## YOUR INSTRUCTIONS
Pull out every line from the listing that has the word "this".

#### DATA TO PROCESS

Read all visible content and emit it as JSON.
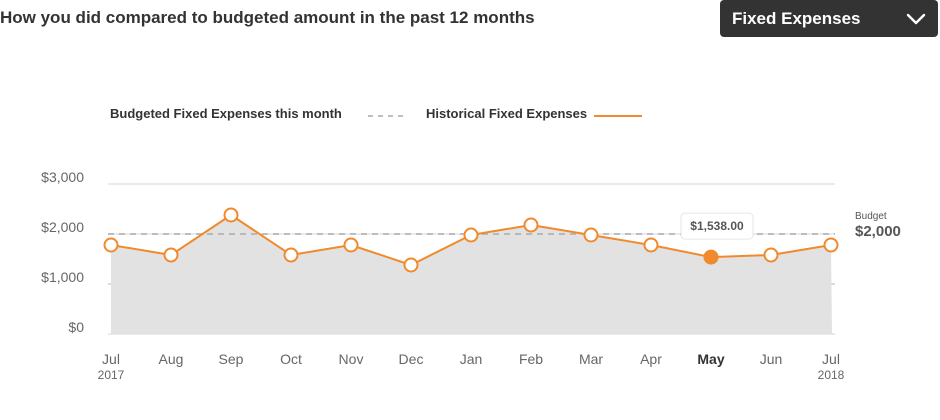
{
  "header": {
    "title": "How you did compared to budgeted amount in the past 12 months"
  },
  "dropdown": {
    "selected": "Fixed Expenses",
    "icon": "chevron-down-icon"
  },
  "colors": {
    "accent": "#f08a2c",
    "area": "#e2e2e2",
    "budget_line": "#aaaaaa",
    "grid": "#dddddd",
    "dark": "#333333"
  },
  "chart_data": {
    "type": "line",
    "title": "",
    "xlabel": "",
    "ylabel": "",
    "categories": [
      "Jul",
      "Aug",
      "Sep",
      "Oct",
      "Nov",
      "Dec",
      "Jan",
      "Feb",
      "Mar",
      "Apr",
      "May",
      "Jun",
      "Jul"
    ],
    "category_years": [
      "2017",
      "",
      "",
      "",
      "",
      "",
      "",
      "",
      "",
      "",
      "",
      "",
      "2018"
    ],
    "highlighted_category_index": 10,
    "y_ticks": [
      "$0",
      "$1,000",
      "$2,000",
      "$3,000"
    ],
    "ylim": [
      0,
      3000
    ],
    "series": [
      {
        "name": "Historical Fixed Expenses",
        "values": [
          1780,
          1580,
          2380,
          1580,
          1780,
          1380,
          1980,
          2180,
          1980,
          1780,
          1538,
          1580,
          1780
        ]
      }
    ],
    "budget": {
      "legend_label": "Budgeted Fixed Expenses this month",
      "value": 2000,
      "caption": "Budget",
      "value_label": "$2,000"
    },
    "tooltip": {
      "index": 10,
      "text": "$1,538.00"
    },
    "legend": {
      "placement": "top",
      "historical_label": "Historical Fixed Expenses"
    },
    "grid": true
  }
}
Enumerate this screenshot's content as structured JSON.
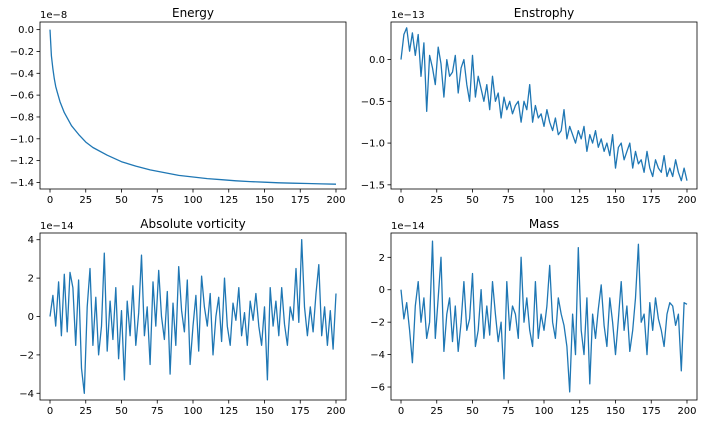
{
  "chart_data": [
    {
      "type": "line",
      "title": "Energy",
      "offset_label": "1e−8",
      "xlim": [
        -7,
        207
      ],
      "ylim": [
        -1.46,
        0.07
      ],
      "xticks": [
        0,
        25,
        50,
        75,
        100,
        125,
        150,
        175,
        200
      ],
      "xtick_labels": [
        "0",
        "25",
        "50",
        "75",
        "100",
        "125",
        "150",
        "175",
        "200"
      ],
      "yticks": [
        0.0,
        -0.2,
        -0.4,
        -0.6,
        -0.8,
        -1.0,
        -1.2,
        -1.4
      ],
      "ytick_labels": [
        "0.0",
        "−0.2",
        "−0.4",
        "−0.6",
        "−0.8",
        "−1.0",
        "−1.2",
        "−1.4"
      ],
      "series": [
        {
          "x": [
            0,
            1,
            2,
            3,
            4,
            5,
            7,
            10,
            15,
            20,
            25,
            30,
            40,
            50,
            60,
            70,
            80,
            90,
            100,
            110,
            120,
            130,
            140,
            150,
            160,
            170,
            180,
            190,
            200
          ],
          "y": [
            0.0,
            -0.24,
            -0.36,
            -0.45,
            -0.52,
            -0.57,
            -0.66,
            -0.76,
            -0.88,
            -0.96,
            -1.03,
            -1.08,
            -1.15,
            -1.21,
            -1.25,
            -1.285,
            -1.31,
            -1.335,
            -1.35,
            -1.365,
            -1.375,
            -1.385,
            -1.392,
            -1.398,
            -1.403,
            -1.407,
            -1.41,
            -1.413,
            -1.416
          ]
        }
      ]
    },
    {
      "type": "line",
      "title": "Enstrophy",
      "offset_label": "1e−13",
      "xlim": [
        -7,
        207
      ],
      "ylim": [
        -1.55,
        0.45
      ],
      "xticks": [
        0,
        25,
        50,
        75,
        100,
        125,
        150,
        175,
        200
      ],
      "xtick_labels": [
        "0",
        "25",
        "50",
        "75",
        "100",
        "125",
        "150",
        "175",
        "200"
      ],
      "yticks": [
        0.0,
        -0.5,
        -1.0,
        -1.5
      ],
      "ytick_labels": [
        "0.0",
        "−0.5",
        "−1.0",
        "−1.5"
      ],
      "series": [
        {
          "x": [
            0,
            2,
            4,
            6,
            8,
            10,
            12,
            14,
            16,
            18,
            20,
            22,
            24,
            26,
            28,
            30,
            32,
            34,
            36,
            38,
            40,
            42,
            44,
            46,
            48,
            50,
            52,
            54,
            56,
            58,
            60,
            62,
            64,
            66,
            68,
            70,
            72,
            74,
            76,
            78,
            80,
            82,
            84,
            86,
            88,
            90,
            92,
            94,
            96,
            98,
            100,
            102,
            104,
            106,
            108,
            110,
            112,
            114,
            116,
            118,
            120,
            122,
            124,
            126,
            128,
            130,
            132,
            134,
            136,
            138,
            140,
            142,
            144,
            146,
            148,
            150,
            152,
            154,
            156,
            158,
            160,
            162,
            164,
            166,
            168,
            170,
            172,
            174,
            176,
            178,
            180,
            182,
            184,
            186,
            188,
            190,
            192,
            194,
            196,
            198,
            200
          ],
          "y": [
            0.0,
            0.3,
            0.38,
            0.1,
            0.32,
            0.05,
            0.3,
            -0.2,
            0.2,
            -0.62,
            0.05,
            -0.1,
            -0.3,
            0.15,
            -0.05,
            -0.45,
            0.0,
            -0.2,
            -0.15,
            0.05,
            -0.4,
            -0.1,
            0.0,
            -0.3,
            -0.5,
            0.05,
            -0.45,
            -0.2,
            -0.35,
            -0.5,
            -0.3,
            -0.6,
            -0.2,
            -0.5,
            -0.4,
            -0.7,
            -0.45,
            -0.6,
            -0.5,
            -0.65,
            -0.55,
            -0.5,
            -0.75,
            -0.5,
            -0.6,
            -0.3,
            -0.75,
            -0.55,
            -0.7,
            -0.65,
            -0.8,
            -0.6,
            -0.75,
            -0.85,
            -0.7,
            -0.9,
            -0.85,
            -0.6,
            -0.95,
            -0.8,
            -0.9,
            -1.0,
            -0.85,
            -0.95,
            -0.8,
            -1.1,
            -0.9,
            -1.0,
            -0.85,
            -1.05,
            -0.95,
            -1.1,
            -1.0,
            -1.15,
            -0.9,
            -1.3,
            -1.05,
            -1.0,
            -1.2,
            -1.1,
            -1.0,
            -1.3,
            -1.1,
            -1.25,
            -1.2,
            -1.35,
            -1.1,
            -1.3,
            -1.4,
            -1.2,
            -1.3,
            -1.35,
            -1.15,
            -1.4,
            -1.3,
            -1.4,
            -1.2,
            -1.35,
            -1.45,
            -1.3,
            -1.45
          ]
        }
      ]
    },
    {
      "type": "line",
      "title": "Absolute vorticity",
      "offset_label": "1e−14",
      "xlim": [
        -7,
        207
      ],
      "ylim": [
        -4.35,
        4.35
      ],
      "xticks": [
        0,
        25,
        50,
        75,
        100,
        125,
        150,
        175,
        200
      ],
      "xtick_labels": [
        "0",
        "25",
        "50",
        "75",
        "100",
        "125",
        "150",
        "175",
        "200"
      ],
      "yticks": [
        4,
        2,
        0,
        -2,
        -4
      ],
      "ytick_labels": [
        "4",
        "2",
        "0",
        "−2",
        "−4"
      ],
      "series": [
        {
          "x": [
            0,
            2,
            4,
            6,
            8,
            10,
            12,
            14,
            16,
            18,
            20,
            22,
            24,
            26,
            28,
            30,
            32,
            34,
            36,
            38,
            40,
            42,
            44,
            46,
            48,
            50,
            52,
            54,
            56,
            58,
            60,
            62,
            64,
            66,
            68,
            70,
            72,
            74,
            76,
            78,
            80,
            82,
            84,
            86,
            88,
            90,
            92,
            94,
            96,
            98,
            100,
            102,
            104,
            106,
            108,
            110,
            112,
            114,
            116,
            118,
            120,
            122,
            124,
            126,
            128,
            130,
            132,
            134,
            136,
            138,
            140,
            142,
            144,
            146,
            148,
            150,
            152,
            154,
            156,
            158,
            160,
            162,
            164,
            166,
            168,
            170,
            172,
            174,
            176,
            178,
            180,
            182,
            184,
            186,
            188,
            190,
            192,
            194,
            196,
            198,
            200
          ],
          "y": [
            0.0,
            1.1,
            -0.5,
            1.8,
            -1.0,
            2.2,
            -0.8,
            2.3,
            1.5,
            -1.5,
            1.9,
            -2.7,
            -4.0,
            0.5,
            2.5,
            -1.5,
            1.0,
            -2.0,
            -0.5,
            3.3,
            -1.8,
            0.8,
            -1.2,
            1.5,
            -2.2,
            0.3,
            -3.3,
            0.8,
            -1.0,
            1.6,
            -1.5,
            0.2,
            3.2,
            -1.0,
            0.5,
            -2.5,
            1.8,
            -0.5,
            2.4,
            0.0,
            -1.2,
            1.3,
            -3.0,
            0.7,
            -1.5,
            2.6,
            0.3,
            -0.8,
            1.9,
            -2.5,
            -0.5,
            1.1,
            -1.8,
            2.1,
            0.5,
            -0.5,
            1.2,
            -2.0,
            0.0,
            1.0,
            -1.3,
            2.0,
            -0.5,
            -1.5,
            0.7,
            -0.2,
            1.5,
            -1.0,
            0.2,
            -1.5,
            0.8,
            -0.2,
            1.2,
            -0.5,
            -1.5,
            0.5,
            -3.3,
            1.5,
            -0.5,
            0.8,
            -1.0,
            1.5,
            -0.4,
            -1.5,
            0.5,
            -0.2,
            2.5,
            -0.3,
            4.0,
            0.5,
            -1.0,
            0.5,
            -0.8,
            1.2,
            2.7,
            -1.0,
            0.5,
            -1.5,
            0.3,
            -1.7,
            1.2
          ]
        }
      ]
    },
    {
      "type": "line",
      "title": "Mass",
      "offset_label": "1e−14",
      "xlim": [
        -7,
        207
      ],
      "ylim": [
        -6.8,
        3.5
      ],
      "xticks": [
        0,
        25,
        50,
        75,
        100,
        125,
        150,
        175,
        200
      ],
      "xtick_labels": [
        "0",
        "25",
        "50",
        "75",
        "100",
        "125",
        "150",
        "175",
        "200"
      ],
      "yticks": [
        2,
        0,
        -2,
        -4,
        -6
      ],
      "ytick_labels": [
        "2",
        "0",
        "−2",
        "−4",
        "−6"
      ],
      "series": [
        {
          "x": [
            0,
            2,
            4,
            6,
            8,
            10,
            12,
            14,
            16,
            18,
            20,
            22,
            24,
            26,
            28,
            30,
            32,
            34,
            36,
            38,
            40,
            42,
            44,
            46,
            48,
            50,
            52,
            54,
            56,
            58,
            60,
            62,
            64,
            66,
            68,
            70,
            72,
            74,
            76,
            78,
            80,
            82,
            84,
            86,
            88,
            90,
            92,
            94,
            96,
            98,
            100,
            102,
            104,
            106,
            108,
            110,
            112,
            114,
            116,
            118,
            120,
            122,
            124,
            126,
            128,
            130,
            132,
            134,
            136,
            138,
            140,
            142,
            144,
            146,
            148,
            150,
            152,
            154,
            156,
            158,
            160,
            162,
            164,
            166,
            168,
            170,
            172,
            174,
            176,
            178,
            180,
            182,
            184,
            186,
            188,
            190,
            192,
            194,
            196,
            198,
            200
          ],
          "y": [
            0.0,
            -1.8,
            -0.8,
            -2.5,
            -4.5,
            -1.0,
            0.5,
            -2.0,
            -0.5,
            -3.0,
            -2.0,
            3.0,
            -3.0,
            -0.5,
            2.0,
            -3.8,
            -1.5,
            -0.5,
            -3.2,
            -1.0,
            -3.8,
            -2.0,
            0.5,
            -2.5,
            -1.8,
            1.0,
            -3.5,
            -2.5,
            0.0,
            -3.0,
            -1.0,
            -2.8,
            0.5,
            -1.5,
            -3.2,
            -2.0,
            -5.5,
            0.5,
            -2.5,
            -1.0,
            -1.5,
            -3.0,
            2.0,
            -2.0,
            -0.5,
            -2.5,
            -3.5,
            0.5,
            -3.0,
            -1.5,
            -2.5,
            -1.0,
            1.5,
            -2.0,
            -3.0,
            -0.5,
            -1.5,
            -2.2,
            -3.5,
            -6.3,
            -1.5,
            -4.0,
            2.6,
            -2.5,
            -4.0,
            -0.5,
            -5.8,
            -1.5,
            -3.0,
            -1.2,
            0.3,
            -2.2,
            -3.5,
            -0.5,
            -2.0,
            -4.0,
            -1.8,
            0.5,
            -2.5,
            -1.0,
            -3.8,
            -2.5,
            -0.5,
            2.8,
            -2.0,
            -1.5,
            -4.0,
            -0.8,
            -2.5,
            -0.5,
            -1.8,
            -2.5,
            -3.5,
            -1.5,
            -0.8,
            -1.0,
            -2.2,
            -1.5,
            -5.0,
            -0.8,
            -0.9
          ]
        }
      ]
    }
  ]
}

########

## WRITTEN ANSWER
      "legend_label": "Budgeted Fixed Expenses this month",
Enumerate this screenshot's content as structured JSON.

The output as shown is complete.